Dataset records:
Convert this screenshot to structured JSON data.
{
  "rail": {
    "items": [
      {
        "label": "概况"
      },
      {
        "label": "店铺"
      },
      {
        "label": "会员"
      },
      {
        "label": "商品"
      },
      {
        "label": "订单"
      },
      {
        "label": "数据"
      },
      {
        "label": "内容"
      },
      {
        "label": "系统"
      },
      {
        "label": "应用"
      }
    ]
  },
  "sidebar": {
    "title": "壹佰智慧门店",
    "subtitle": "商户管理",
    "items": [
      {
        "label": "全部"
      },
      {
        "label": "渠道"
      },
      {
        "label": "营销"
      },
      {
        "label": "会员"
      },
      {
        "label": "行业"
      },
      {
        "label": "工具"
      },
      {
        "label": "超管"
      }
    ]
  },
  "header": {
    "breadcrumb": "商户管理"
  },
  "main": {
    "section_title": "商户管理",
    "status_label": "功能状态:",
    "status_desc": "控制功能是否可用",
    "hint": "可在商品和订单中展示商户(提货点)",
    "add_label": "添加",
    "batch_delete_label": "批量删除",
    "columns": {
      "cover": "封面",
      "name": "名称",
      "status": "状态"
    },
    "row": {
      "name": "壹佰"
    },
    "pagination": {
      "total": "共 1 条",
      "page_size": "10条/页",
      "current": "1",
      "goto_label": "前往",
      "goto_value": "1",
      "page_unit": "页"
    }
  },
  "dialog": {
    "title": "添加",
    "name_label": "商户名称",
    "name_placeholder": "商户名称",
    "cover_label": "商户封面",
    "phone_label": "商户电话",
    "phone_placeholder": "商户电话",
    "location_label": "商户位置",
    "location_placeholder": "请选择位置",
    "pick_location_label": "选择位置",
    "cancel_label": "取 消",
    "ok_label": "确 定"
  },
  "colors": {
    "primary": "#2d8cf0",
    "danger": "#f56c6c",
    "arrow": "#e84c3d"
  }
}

### Task statement
Faithfully reproduce all of the records, character for character.

### Result of this task
Convert this screenshot to structured JSON data.
{
  "rail": {
    "items": [
      {
        "label": "概况"
      },
      {
        "label": "店铺"
      },
      {
        "label": "会员"
      },
      {
        "label": "商品"
      },
      {
        "label": "订单"
      },
      {
        "label": "数据"
      },
      {
        "label": "内容"
      },
      {
        "label": "系统"
      },
      {
        "label": "应用"
      }
    ]
  },
  "sidebar": {
    "title": "壹佰智慧门店",
    "subtitle": "商户管理",
    "items": [
      {
        "label": "全部"
      },
      {
        "label": "渠道"
      },
      {
        "label": "营销"
      },
      {
        "label": "会员"
      },
      {
        "label": "行业"
      },
      {
        "label": "工具"
      },
      {
        "label": "超管"
      }
    ]
  },
  "header": {
    "breadcrumb": "商户管理"
  },
  "main": {
    "section_title": "商户管理",
    "status_label": "功能状态:",
    "status_desc": "控制功能是否可用",
    "hint": "可在商品和订单中展示商户(提货点)",
    "add_label": "添加",
    "batch_delete_label": "批量删除",
    "columns": {
      "cover": "封面",
      "name": "名称",
      "status": "状态"
    },
    "row": {
      "name": "壹佰"
    },
    "pagination": {
      "total": "共 1 条",
      "page_size": "10条/页",
      "current": "1",
      "goto_label": "前往",
      "goto_value": "1",
      "page_unit": "页"
    }
  },
  "dialog": {
    "title": "添加",
    "name_label": "商户名称",
    "name_placeholder": "商户名称",
    "cover_label": "商户封面",
    "phone_label": "商户电话",
    "phone_placeholder": "商户电话",
    "location_label": "商户位置",
    "location_placeholder": "请选择位置",
    "pick_location_label": "选择位置",
    "cancel_label": "取 消",
    "ok_label": "确 定"
  },
  "colors": {
    "primary": "#2d8cf0",
    "danger": "#f56c6c",
    "arrow": "#e84c3d"
  }
}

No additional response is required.